**Prompt**
State how many lines contain "حوشب", and write nothing except that count.

Recorded data
──────
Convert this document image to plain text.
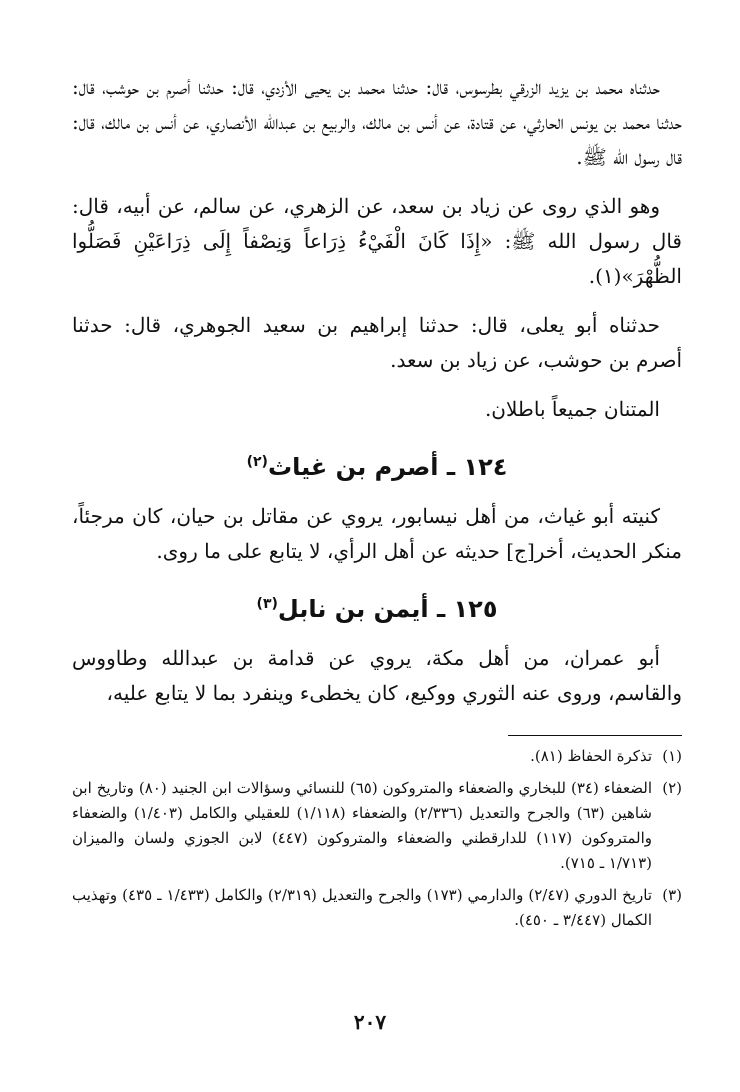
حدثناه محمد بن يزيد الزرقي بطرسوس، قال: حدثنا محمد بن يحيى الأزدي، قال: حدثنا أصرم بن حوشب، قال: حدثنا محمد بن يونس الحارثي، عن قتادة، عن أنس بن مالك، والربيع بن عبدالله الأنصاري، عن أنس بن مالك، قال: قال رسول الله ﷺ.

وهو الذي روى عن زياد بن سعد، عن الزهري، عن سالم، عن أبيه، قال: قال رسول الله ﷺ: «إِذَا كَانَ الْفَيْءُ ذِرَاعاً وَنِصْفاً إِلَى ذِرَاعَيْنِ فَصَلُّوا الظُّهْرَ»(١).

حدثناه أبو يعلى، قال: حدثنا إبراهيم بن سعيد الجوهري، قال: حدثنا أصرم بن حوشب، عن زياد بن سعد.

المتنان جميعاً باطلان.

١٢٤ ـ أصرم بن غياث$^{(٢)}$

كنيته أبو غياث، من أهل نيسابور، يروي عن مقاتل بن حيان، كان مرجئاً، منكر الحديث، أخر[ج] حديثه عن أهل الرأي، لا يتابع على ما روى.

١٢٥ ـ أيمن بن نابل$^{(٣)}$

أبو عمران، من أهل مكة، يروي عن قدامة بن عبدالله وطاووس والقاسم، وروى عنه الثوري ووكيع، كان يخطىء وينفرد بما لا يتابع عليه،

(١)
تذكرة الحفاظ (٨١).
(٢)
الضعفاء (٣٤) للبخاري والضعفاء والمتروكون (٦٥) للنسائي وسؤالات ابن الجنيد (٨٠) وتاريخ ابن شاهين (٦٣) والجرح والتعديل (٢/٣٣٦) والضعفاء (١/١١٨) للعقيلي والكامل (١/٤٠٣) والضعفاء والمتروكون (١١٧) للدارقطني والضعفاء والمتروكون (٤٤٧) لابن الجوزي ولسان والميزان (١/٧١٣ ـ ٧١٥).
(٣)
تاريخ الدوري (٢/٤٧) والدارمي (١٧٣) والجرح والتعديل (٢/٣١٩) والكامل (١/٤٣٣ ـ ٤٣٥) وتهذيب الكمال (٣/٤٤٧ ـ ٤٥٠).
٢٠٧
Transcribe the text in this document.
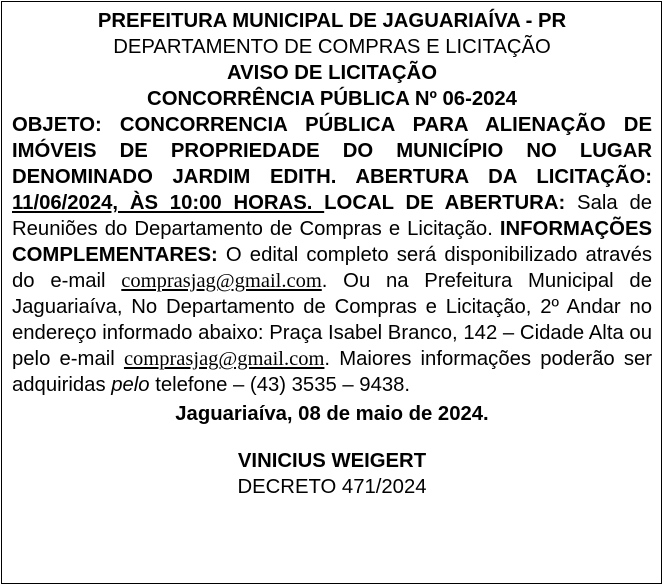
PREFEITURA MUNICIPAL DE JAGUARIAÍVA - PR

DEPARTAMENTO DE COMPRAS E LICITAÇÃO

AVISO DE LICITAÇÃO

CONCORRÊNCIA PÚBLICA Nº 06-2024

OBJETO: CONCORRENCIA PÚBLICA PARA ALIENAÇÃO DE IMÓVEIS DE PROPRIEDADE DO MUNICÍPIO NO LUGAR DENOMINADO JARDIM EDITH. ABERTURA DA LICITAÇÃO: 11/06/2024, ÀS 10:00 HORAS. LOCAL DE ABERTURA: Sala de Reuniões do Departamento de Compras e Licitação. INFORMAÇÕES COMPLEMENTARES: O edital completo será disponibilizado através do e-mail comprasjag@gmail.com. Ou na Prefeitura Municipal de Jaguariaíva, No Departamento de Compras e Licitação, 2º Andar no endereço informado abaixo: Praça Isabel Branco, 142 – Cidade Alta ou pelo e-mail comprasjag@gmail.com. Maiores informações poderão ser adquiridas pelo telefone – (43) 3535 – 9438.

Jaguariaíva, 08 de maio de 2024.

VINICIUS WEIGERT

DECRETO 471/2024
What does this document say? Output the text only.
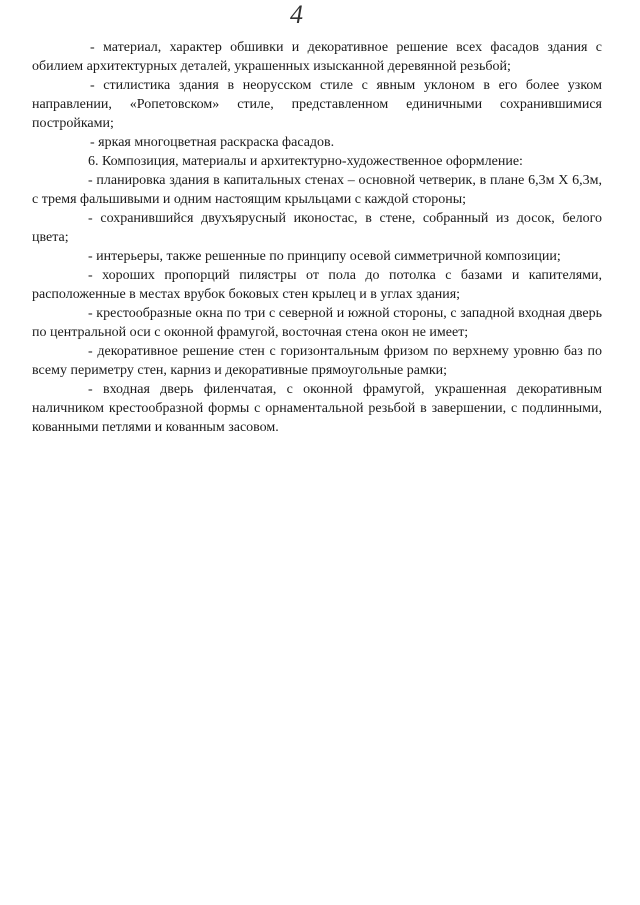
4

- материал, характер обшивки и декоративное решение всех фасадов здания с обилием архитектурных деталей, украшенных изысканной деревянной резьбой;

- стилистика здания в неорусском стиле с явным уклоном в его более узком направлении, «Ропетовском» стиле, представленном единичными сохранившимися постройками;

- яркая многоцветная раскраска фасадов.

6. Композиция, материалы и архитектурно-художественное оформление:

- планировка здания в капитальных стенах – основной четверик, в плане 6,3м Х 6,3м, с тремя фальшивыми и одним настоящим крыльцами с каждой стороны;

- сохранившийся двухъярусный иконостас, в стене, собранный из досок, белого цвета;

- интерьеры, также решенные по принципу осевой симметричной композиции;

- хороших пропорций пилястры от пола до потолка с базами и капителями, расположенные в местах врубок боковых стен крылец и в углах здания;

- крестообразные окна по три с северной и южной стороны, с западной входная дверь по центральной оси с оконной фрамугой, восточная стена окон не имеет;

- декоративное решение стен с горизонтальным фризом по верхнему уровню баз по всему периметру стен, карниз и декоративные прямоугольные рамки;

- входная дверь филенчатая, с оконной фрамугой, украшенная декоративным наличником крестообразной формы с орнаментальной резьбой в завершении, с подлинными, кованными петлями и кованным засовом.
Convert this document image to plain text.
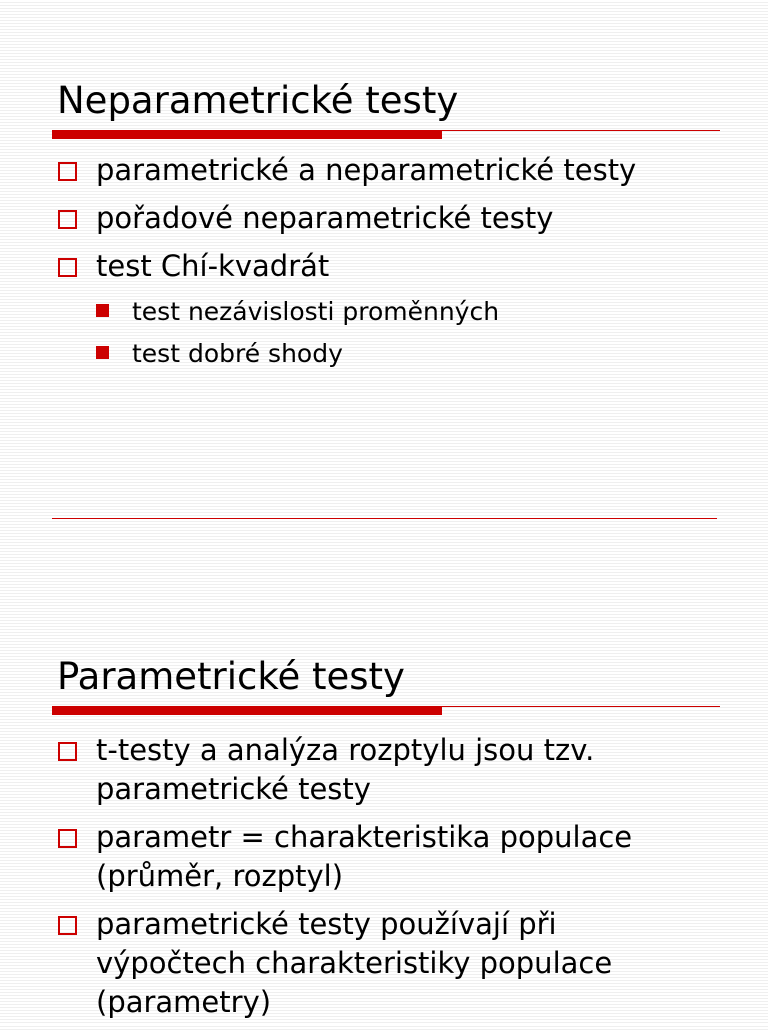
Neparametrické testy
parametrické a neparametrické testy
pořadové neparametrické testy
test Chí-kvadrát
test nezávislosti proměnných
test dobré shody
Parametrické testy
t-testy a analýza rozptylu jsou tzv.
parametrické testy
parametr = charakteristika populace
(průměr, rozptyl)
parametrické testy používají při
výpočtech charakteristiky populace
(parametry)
──────
**Reply to the task**
2